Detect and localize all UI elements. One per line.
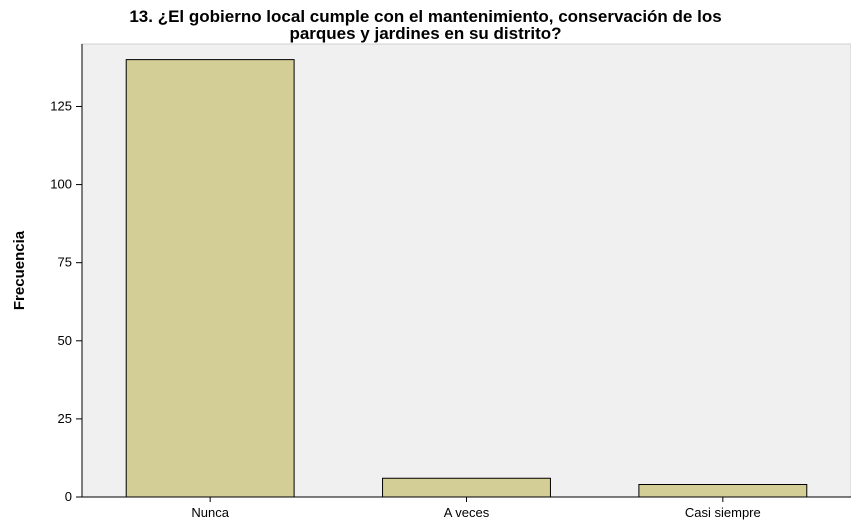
x-tick-label: Nunca [191, 505, 229, 520]
x-tick-label: A veces [444, 505, 490, 520]
chart-title: 13. ¿El gobierno local cumple con el man… [0, 8, 851, 42]
y-tick-label: 100 [50, 177, 72, 192]
x-ticks: Nunca A veces Casi siempre [191, 497, 761, 520]
y-tick-label: 125 [50, 98, 72, 113]
x-tick-label: Casi siempre [685, 505, 761, 520]
y-ticks: 0 25 50 75 100 125 [50, 98, 82, 504]
y-tick-label: 0 [65, 489, 72, 504]
y-axis-label: Frecuencia [11, 230, 28, 310]
y-tick-label: 50 [58, 333, 72, 348]
y-tick-label: 25 [58, 411, 72, 426]
bar-nunca [125, 59, 295, 498]
bar-a-veces [382, 477, 551, 498]
chart-title-line-2: parques y jardines en su distrito? [289, 24, 562, 43]
chart-title-line-1: 13. ¿El gobierno local cumple con el man… [129, 7, 722, 26]
y-tick-label: 75 [58, 255, 72, 270]
bars [125, 59, 808, 498]
bar-casi-siempre [638, 484, 808, 498]
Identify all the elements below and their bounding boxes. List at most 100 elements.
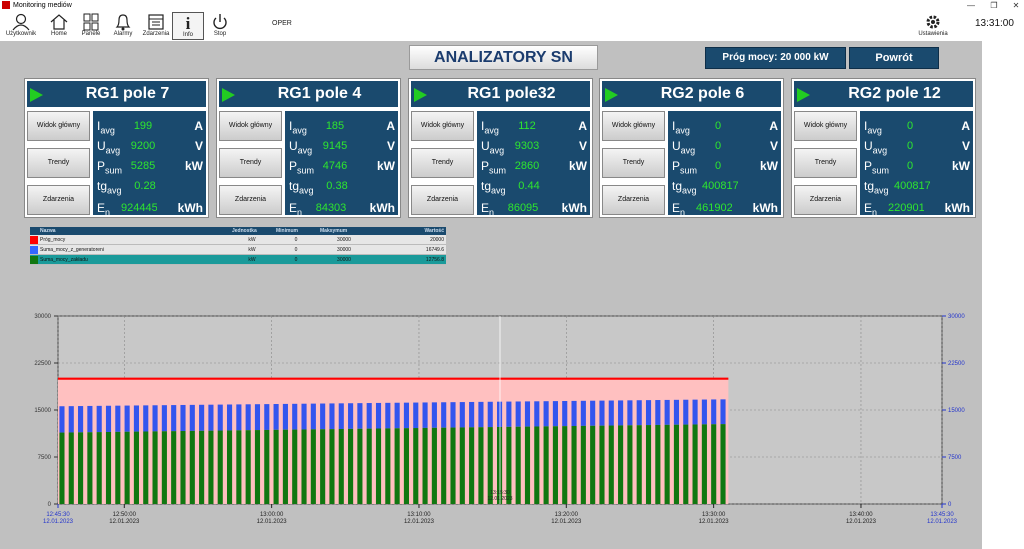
trends-button[interactable]: Trendy (602, 148, 665, 178)
label-subscript: sum (680, 165, 698, 176)
generator-bar (664, 399, 670, 425)
reading-unit-i: A (961, 119, 970, 133)
generator-bar (478, 401, 484, 428)
plant-bar (236, 430, 242, 504)
label-subscript: avg (484, 125, 499, 136)
events-button[interactable]: Zdarzenia (794, 185, 857, 215)
trends-button[interactable]: Trendy (411, 148, 474, 178)
plant-bar (580, 425, 586, 504)
minimize-button[interactable]: — (967, 1, 975, 10)
x-tick-date-label: 12.01.2023 (551, 519, 582, 525)
generator-bar (683, 399, 689, 425)
analyzer-panel: RG1 pole 7 Widok główny Trendy Zdarzenia Iav… (24, 78, 209, 218)
user-icon (12, 13, 30, 31)
restore-button[interactable]: ❐ (990, 1, 998, 10)
alarms-button[interactable]: Alarmy (111, 12, 135, 40)
label-symbol: tg (97, 179, 108, 193)
plant-bar (68, 432, 74, 504)
label-subscript: sum (297, 165, 315, 176)
generator-bar (571, 400, 577, 427)
panels-button[interactable]: Panele (80, 12, 102, 40)
main-view-button[interactable]: Widok główny (794, 111, 857, 141)
back-button[interactable]: Powrót (849, 47, 939, 69)
legend-row[interactable]: Próg_mocy kW 0 30000 20000 (30, 235, 446, 245)
reading-label-e: En (864, 199, 877, 221)
generator-bar (618, 400, 624, 426)
plant-bar (422, 427, 428, 504)
reading-row-i: Iavg 112 A (481, 117, 587, 135)
legend-row[interactable]: Suma_mocy_z_generatoreni kW 0 30000 1674… (30, 244, 446, 255)
reading-unit-p: kW (377, 159, 395, 173)
reading-value-e: 220901 (888, 202, 924, 214)
status-text: OPER (272, 20, 292, 27)
reading-value-u: 9200 (130, 140, 156, 152)
plant-bar (571, 426, 577, 504)
reading-unit-i: A (769, 119, 778, 133)
label-symbol: P (97, 159, 106, 173)
legend-row[interactable]: Suma_mocy_zakładu kW 0 30000 12756.8 (30, 254, 446, 265)
events-button[interactable]: Zdarzenia (141, 12, 171, 40)
user-button[interactable]: Użytkownik (4, 12, 38, 40)
generator-bar (78, 406, 84, 433)
plant-bar (105, 431, 112, 504)
plant-bar (124, 431, 130, 504)
events-button[interactable]: Zdarzenia (411, 185, 474, 215)
plant-bar (87, 432, 93, 504)
y-tick-label-left: 15000 (34, 408, 51, 414)
trends-button[interactable]: Trendy (27, 148, 90, 178)
generator-bar (580, 400, 586, 426)
stop-button[interactable]: Stop (209, 12, 231, 40)
main-view-button[interactable]: Widok główny (27, 111, 90, 141)
reading-row-i: Iavg 185 A (289, 117, 395, 135)
analyzer-panel: RG1 pole32 Widok główny Trendy Zdarzenia Iav… (408, 78, 593, 218)
reading-label-tg: tgavg (481, 177, 506, 199)
reading-unit-e: kWh (369, 201, 395, 215)
plant-bar (152, 431, 158, 504)
panel-title-bar: RG2 pole 6 (602, 81, 781, 107)
home-button[interactable]: Home (48, 12, 70, 40)
y-tick-label-left: 7500 (38, 455, 52, 461)
trends-button[interactable]: Trendy (219, 148, 282, 178)
plant-bar (562, 426, 568, 504)
main-view-button[interactable]: Widok główny (602, 111, 665, 141)
generator-bar (310, 403, 316, 430)
close-button[interactable]: ✕ (1012, 1, 1020, 10)
reading-row-e: En 220901 kWh (864, 199, 970, 217)
legend-min: 0 (274, 254, 318, 265)
y-tick-label-left: 30000 (34, 314, 51, 320)
trends-button[interactable]: Trendy (794, 148, 857, 178)
plant-bar (683, 424, 689, 504)
legend-value: 16749.6 (370, 244, 446, 255)
reading-row-i: Iavg 0 A (864, 117, 970, 135)
plant-bar (524, 426, 531, 504)
legend-color-swatch (30, 254, 38, 265)
label-subscript: sum (872, 165, 890, 176)
generator-bar (329, 403, 335, 430)
reading-value-u: 9303 (514, 140, 540, 152)
generator-bar (711, 399, 717, 425)
panel-title: RG2 pole 6 (660, 85, 745, 102)
settings-button[interactable]: Ustawienia (914, 12, 952, 40)
label-symbol: U (97, 139, 106, 153)
events-button[interactable]: Zdarzenia (219, 185, 282, 215)
plant-bar (720, 424, 726, 504)
events-button[interactable]: Zdarzenia (27, 185, 90, 215)
x-tick-date-label: 12.01.2023 (404, 519, 435, 525)
label-subscript: avg (107, 185, 122, 196)
reading-value-i: 199 (133, 120, 153, 132)
panel-title-bar: RG1 pole 4 (219, 81, 398, 107)
info-button[interactable]: i Info (172, 12, 204, 40)
reading-value-tg: 4008175C (702, 180, 738, 192)
reading-unit-u: V (961, 139, 970, 153)
generator-bar (394, 402, 400, 429)
toolbar: Użytkownik Home Panele Alarmy Zdarzenia … (0, 11, 1024, 41)
reading-value-i: 0 (906, 120, 914, 132)
main-view-button[interactable]: Widok główny (219, 111, 282, 141)
panels-icon (83, 13, 99, 31)
reading-label-i: Iavg (864, 117, 882, 139)
events-button[interactable]: Zdarzenia (602, 185, 665, 215)
main-view-button[interactable]: Widok główny (411, 111, 474, 141)
info-label: Info (182, 32, 193, 38)
label-subscript: n (680, 207, 686, 218)
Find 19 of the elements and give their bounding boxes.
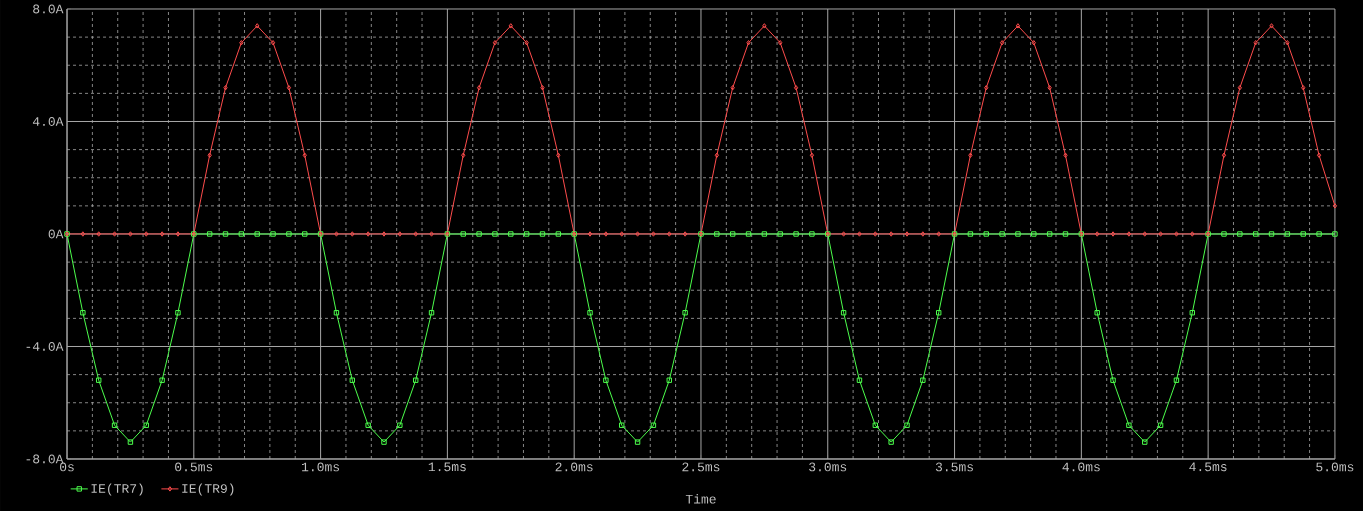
------------------------------------------------------------
▸ Exercise instructions
Reproduce the items word for word from the very beginning through the line containing "Identify all the", including that line, and leave out the pictures.

▸ Response to this task
Detect and localize all UI elements. One per line.
x-tick-label: Nunca [191, 505, 229, 520]
x-tick-label: A veces [444, 505, 490, 520]
chart-title: 13. ¿El gobierno local cumple con el man… [0, 8, 851, 42]
y-tick-label: 100 [50, 177, 72, 192]
x-ticks: Nunca A veces Casi siempre [191, 497, 761, 520]
y-tick-label: 125 [50, 98, 72, 113]
x-tick-label: Casi siempre [685, 505, 761, 520]
y-ticks: 0 25 50 75 100 125 [50, 98, 82, 504]
y-tick-label: 0 [65, 489, 72, 504]
y-axis-label: Frecuencia [11, 230, 28, 310]
y-tick-label: 50 [58, 333, 72, 348]
y-tick-label: 25 [58, 411, 72, 426]
bar-nunca [125, 59, 295, 498]
bar-a-veces [382, 477, 551, 498]
chart-title-line-2: parques y jardines en su distrito? [289, 24, 562, 43]
chart-title-line-1: 13. ¿El gobierno local cumple con el man… [129, 7, 722, 26]
y-tick-label: 75 [58, 255, 72, 270]
bars [125, 59, 808, 498]
bar-casi-siempre [638, 484, 808, 498]
Identify all the elements below and their bounding boxes. List at most 100 elements.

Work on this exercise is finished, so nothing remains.